Segment Start: DOCUMENT TEXT
2020 Delhi Riots: HC Dismisses Bail Plea of Salim Malik

Salim Malik

The Delhi High Court has dismissed the bail plea of accused Salim Malik, also known as Munna, in connection with the 2020 north-east Delhi violence case.

Delhi Police

The case was lodged by the Delhi Police under Sections 3/4 of the Prevention of Damage to Public Property Act and Sections 13/16/17/18 of the Unlawful Activities (Prevention) Act, commonly referred to as “UAPA.”

The Judge

While denying him bail, the division bench of Justice Suresh Kumar Kait and Justice Manoj Jain stated, “In the present case, there is enough material on record which clearly indicates that the appellant/Salim Malik herein was a co-conspirator and has committed the offence for which he has been charge-sheeted. Therefore, in view of the bar provided under Section 45 D (5) of UAPA, we do not find any merit in the present appeal and the same is accordingly dismissed.”

“In view of the factual matrix of the case and statements of the witnesses recorded during the investigation, we find that the accusation made against the appellant makes out a prima facie true case against him,” added the court.

Trial Court

In his bail application before the trial court, the appellant contended that he was not an accused or co-conspirator and had been falsely implicated. He claimed not to be a member of any WhatsApp group involved in the case, and argued that his alleged role did not constitute a terrorist act. He also pointed out a delay of over 10 days in filing the FIR and questioned the evidentiary value of the disclosure statement, among other arguments.
Segment End: DOCUMENT TEXT
Segment Start: RECORDED INFORMATION
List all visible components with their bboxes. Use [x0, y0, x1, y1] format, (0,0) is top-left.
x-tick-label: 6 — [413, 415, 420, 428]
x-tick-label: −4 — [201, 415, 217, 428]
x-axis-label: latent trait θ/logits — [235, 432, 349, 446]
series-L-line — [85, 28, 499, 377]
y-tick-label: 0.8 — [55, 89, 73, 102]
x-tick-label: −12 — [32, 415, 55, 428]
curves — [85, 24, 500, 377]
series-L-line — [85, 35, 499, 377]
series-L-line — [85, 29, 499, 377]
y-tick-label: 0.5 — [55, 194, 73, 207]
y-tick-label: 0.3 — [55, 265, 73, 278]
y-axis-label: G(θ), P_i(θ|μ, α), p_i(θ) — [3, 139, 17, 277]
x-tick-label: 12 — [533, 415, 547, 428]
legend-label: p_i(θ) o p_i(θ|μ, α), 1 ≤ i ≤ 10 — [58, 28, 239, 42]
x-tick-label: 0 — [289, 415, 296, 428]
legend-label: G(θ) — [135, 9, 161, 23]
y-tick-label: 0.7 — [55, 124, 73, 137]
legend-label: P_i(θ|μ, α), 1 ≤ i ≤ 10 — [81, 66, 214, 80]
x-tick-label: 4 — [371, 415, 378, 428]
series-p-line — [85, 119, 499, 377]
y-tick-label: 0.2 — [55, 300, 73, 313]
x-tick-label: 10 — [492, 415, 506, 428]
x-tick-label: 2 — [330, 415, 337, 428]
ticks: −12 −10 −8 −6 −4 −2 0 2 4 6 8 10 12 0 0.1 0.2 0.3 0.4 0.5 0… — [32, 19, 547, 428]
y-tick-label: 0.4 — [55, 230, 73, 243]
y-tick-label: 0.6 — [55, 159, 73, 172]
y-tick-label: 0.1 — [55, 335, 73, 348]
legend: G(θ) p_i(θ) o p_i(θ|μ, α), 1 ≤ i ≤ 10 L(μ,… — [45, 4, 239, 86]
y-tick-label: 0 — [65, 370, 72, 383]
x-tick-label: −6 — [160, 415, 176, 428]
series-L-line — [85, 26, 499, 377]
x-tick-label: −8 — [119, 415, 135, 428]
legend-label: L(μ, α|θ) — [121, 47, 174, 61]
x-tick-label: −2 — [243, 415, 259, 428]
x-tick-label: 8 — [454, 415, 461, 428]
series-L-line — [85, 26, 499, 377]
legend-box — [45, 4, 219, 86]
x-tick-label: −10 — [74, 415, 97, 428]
Segment End: RECORDED INFORMATION
- **ASSIGNMENT A**:
Name every person identified by name in the article on the Salim Malik bail ruling.
- **ASSIGNMENT B**:
Pick up the article on the Salim Malik bail ruling after its final sentence and keep writing it.
The records have no connection to the article on the Salim Malik bail ruling.

- **ANSWER AREA A**:
Salim Malik (also known as Munna), Justice Suresh Kumar Kait, Justice Manoj Jain

- **ANSWER AREA B**:
The prosecution opposed the plea, asserting that although the appellant may not have been part of the WhatsApp group, witness statements indicated his active involvement in conspiracy meetings related to the riots. The prosecution emphasized the deep-rooted conspiracy behind the 2020 Delhi riots, alleging that the appellant was a co-conspirator aiming to escalate protests to violence.

According to the prosecution, the conspirators sought to incite communal violence, attack law enforcement, and damage property using various weapons and tactics. They claimed that evidence from witness statements and electronic communication, such as WhatsApp chats, implicated the appellant as a co-conspirator.

Delhi Police stated, “The entire chain of events clearly reflects conspiracy, and from the testimony of witnesses recorded under Section 161 CrPC and Section 164 CrPC as well as from electronic evidence, i.e., chats of WhatsApp groups, it was clear that the appellant was a co-conspirator.”